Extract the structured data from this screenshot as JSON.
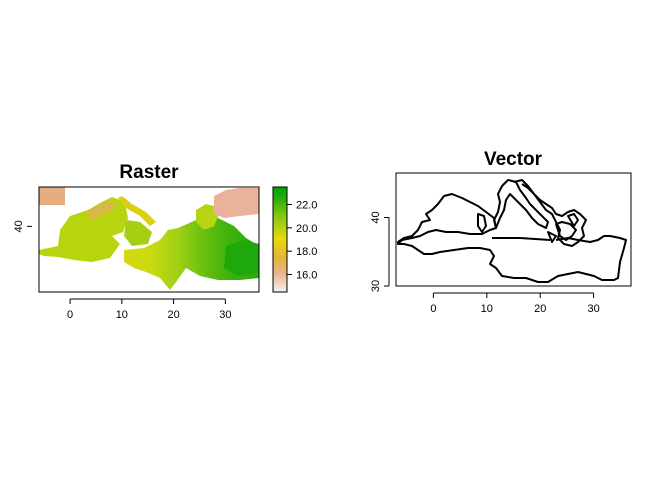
{
  "chart_data": [
    {
      "type": "heatmap",
      "title": "Raster",
      "xlabel": "",
      "ylabel": "",
      "xlim": [
        -6,
        36.5
      ],
      "ylim": [
        30,
        46
      ],
      "x_ticks": [
        0,
        10,
        20,
        30
      ],
      "y_ticks": [
        40
      ],
      "grid": false,
      "legend": {
        "type": "colorbar",
        "placement": "right",
        "range": [
          14.5,
          23.5
        ],
        "ticks": [
          {
            "value": 16.0,
            "label": "16.0"
          },
          {
            "value": 18.0,
            "label": "18.0"
          },
          {
            "value": 20.0,
            "label": "20.0"
          },
          {
            "value": 22.0,
            "label": "22.0"
          }
        ],
        "colors": [
          "#f2f2f2",
          "#eab48f",
          "#e6b53a",
          "#e8d80c",
          "#a8cf12",
          "#5cbc0a",
          "#1aa70b",
          "#00a600"
        ]
      }
    },
    {
      "type": "line",
      "title": "Vector",
      "xlabel": "",
      "ylabel": "",
      "xlim": [
        -7,
        37
      ],
      "ylim": [
        30,
        46.5
      ],
      "x_ticks": [
        0,
        10,
        20,
        30
      ],
      "y_ticks": [
        30,
        40
      ],
      "grid": false
    }
  ]
}
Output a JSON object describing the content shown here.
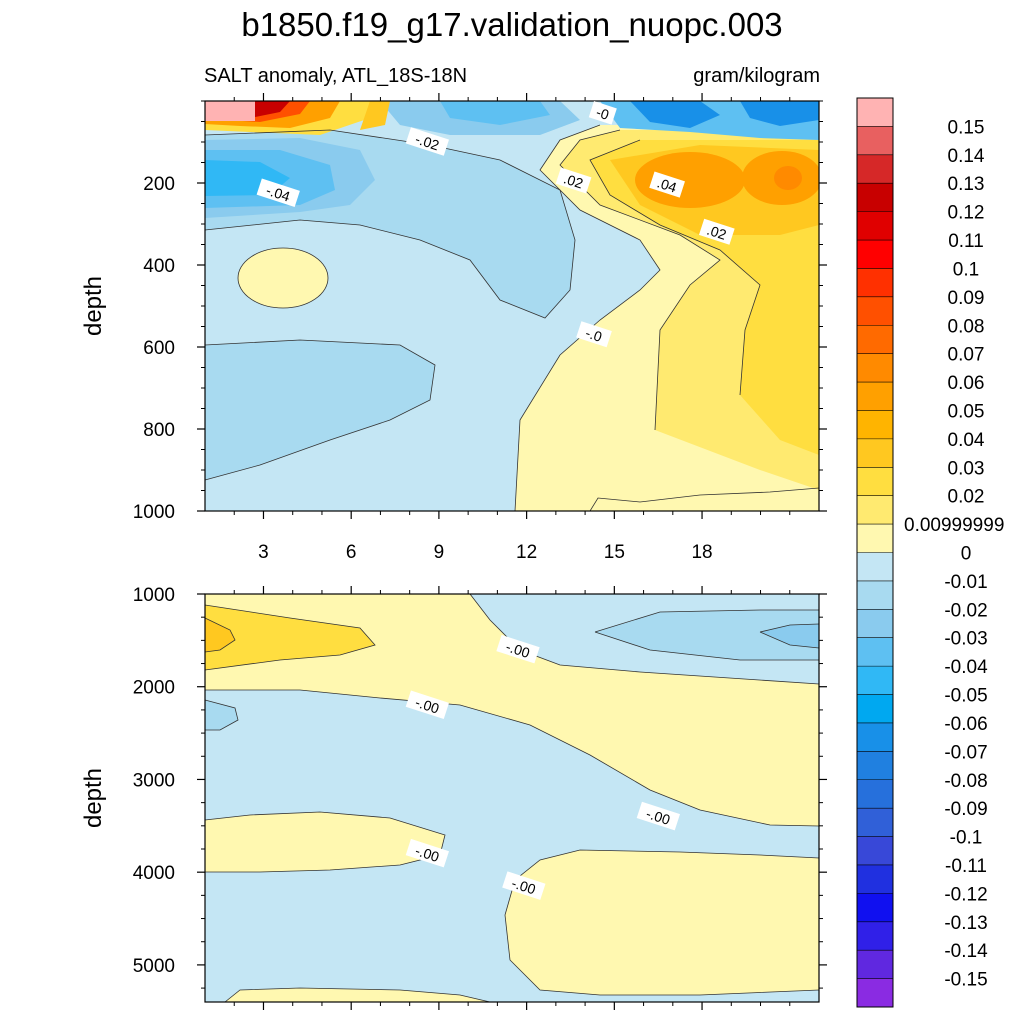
{
  "title": "b1850.f19_g17.validation_nuopc.003",
  "chart_data": {
    "type": "contour",
    "left_label": "SALT anomaly, ATL_18S-18N",
    "units_label": "gram/kilogram",
    "colorbar": {
      "levels": [
        "0.15",
        "0.14",
        "0.13",
        "0.12",
        "0.11",
        "0.1",
        "0.09",
        "0.08",
        "0.07",
        "0.06",
        "0.05",
        "0.04",
        "0.03",
        "0.02",
        "0.00999999",
        "0",
        "-0.01",
        "-0.02",
        "-0.03",
        "-0.04",
        "-0.05",
        "-0.06",
        "-0.07",
        "-0.08",
        "-0.09",
        "-0.1",
        "-0.11",
        "-0.12",
        "-0.13",
        "-0.14",
        "-0.15"
      ],
      "colors": [
        "#FFB3B3",
        "#E86060",
        "#D62828",
        "#C80000",
        "#E00000",
        "#FF0000",
        "#FF3000",
        "#FF5000",
        "#FF6A00",
        "#FF8A00",
        "#FFA000",
        "#FFB400",
        "#FFC820",
        "#FFDE40",
        "#FFEA70",
        "#FFF8B0",
        "#C4E6F4",
        "#A8DAF0",
        "#8ACBEE",
        "#5EC0F2",
        "#30B8F5",
        "#00A8F0",
        "#1890E8",
        "#2080E0",
        "#2670DC",
        "#3060D8",
        "#3848D8",
        "#2030E0",
        "#1010F0",
        "#3020E8",
        "#6028E0",
        "#8A2BE2"
      ]
    },
    "panels": [
      {
        "name": "upper",
        "ylabel": "depth",
        "yticks": [
          200,
          400,
          600,
          800,
          1000
        ],
        "ylim": [
          0,
          1000
        ],
        "xlim": [
          1,
          22
        ],
        "xticks": [
          3,
          6,
          9,
          12,
          15,
          18
        ],
        "xtick_labels": [
          "3",
          "6",
          "9",
          "12",
          "15",
          "18"
        ],
        "contour_labels": [
          {
            "text": "-.02",
            "x": 8.6,
            "y": 100
          },
          {
            "text": "-0",
            "x": 14.6,
            "y": 30
          },
          {
            "text": "-.04",
            "x": 3.5,
            "y": 225
          },
          {
            "text": ".02",
            "x": 13.6,
            "y": 195
          },
          {
            "text": ".04",
            "x": 16.8,
            "y": 205
          },
          {
            "text": ".02",
            "x": 18.5,
            "y": 320
          },
          {
            "text": "-.0",
            "x": 14.3,
            "y": 570
          }
        ]
      },
      {
        "name": "lower",
        "ylabel": "depth",
        "yticks": [
          1000,
          2000,
          3000,
          4000,
          5000
        ],
        "ylim": [
          1000,
          5400
        ],
        "xlim": [
          1,
          22
        ],
        "contour_labels": [
          {
            "text": "-.00",
            "x": 11.7,
            "y": 1600
          },
          {
            "text": "-.00",
            "x": 8.6,
            "y": 2200
          },
          {
            "text": "-.00",
            "x": 16.5,
            "y": 3400
          },
          {
            "text": "-.00",
            "x": 8.6,
            "y": 3800
          },
          {
            "text": "-.00",
            "x": 11.9,
            "y": 4150
          }
        ]
      }
    ]
  }
}
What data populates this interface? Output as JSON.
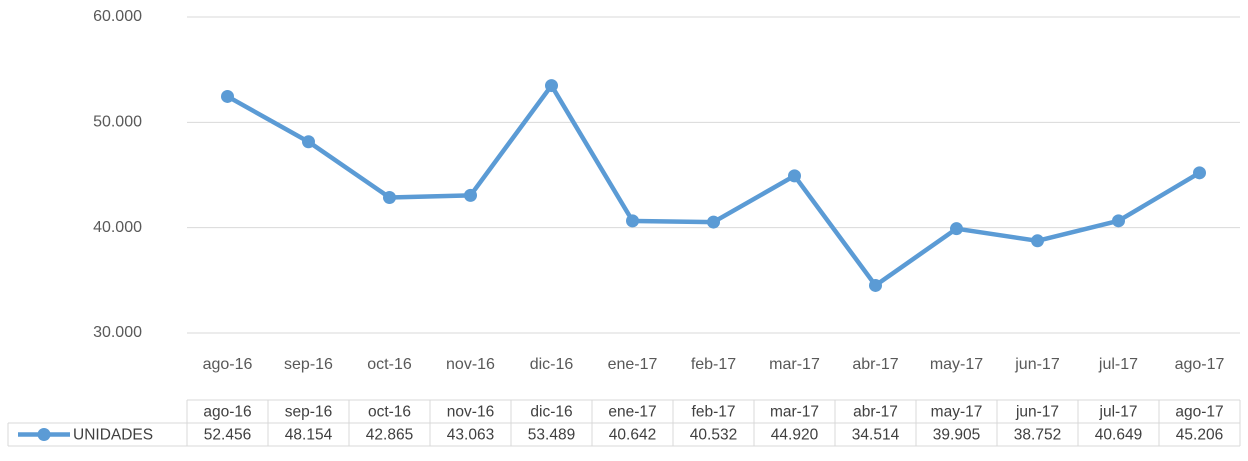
{
  "chart_data": {
    "type": "line",
    "categories": [
      "ago-16",
      "sep-16",
      "oct-16",
      "nov-16",
      "dic-16",
      "ene-17",
      "feb-17",
      "mar-17",
      "abr-17",
      "may-17",
      "jun-17",
      "jul-17",
      "ago-17"
    ],
    "series": [
      {
        "name": "UNIDADES",
        "color": "#5b9bd5",
        "values": [
          52456,
          48154,
          42865,
          43063,
          53489,
          40642,
          40532,
          44920,
          34514,
          39905,
          38752,
          40649,
          45206
        ],
        "value_labels": [
          "52.456",
          "48.154",
          "42.865",
          "43.063",
          "53.489",
          "40.642",
          "40.532",
          "44.920",
          "34.514",
          "39.905",
          "38.752",
          "40.649",
          "45.206"
        ]
      }
    ],
    "ylim": [
      30000,
      60000
    ],
    "yticks": [
      {
        "value": 30000,
        "label": "30.000"
      },
      {
        "value": 40000,
        "label": "40.000"
      },
      {
        "value": 50000,
        "label": "50.000"
      },
      {
        "value": 60000,
        "label": "60.000"
      }
    ],
    "grid": true,
    "data_table": true
  }
}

*-*-*

Using the records above, pull out each line where the word "Output" occurs.

ANSWER IN FULL –
Output a JSON object describing the content shown here.
What data populates this interface? Output as JSON.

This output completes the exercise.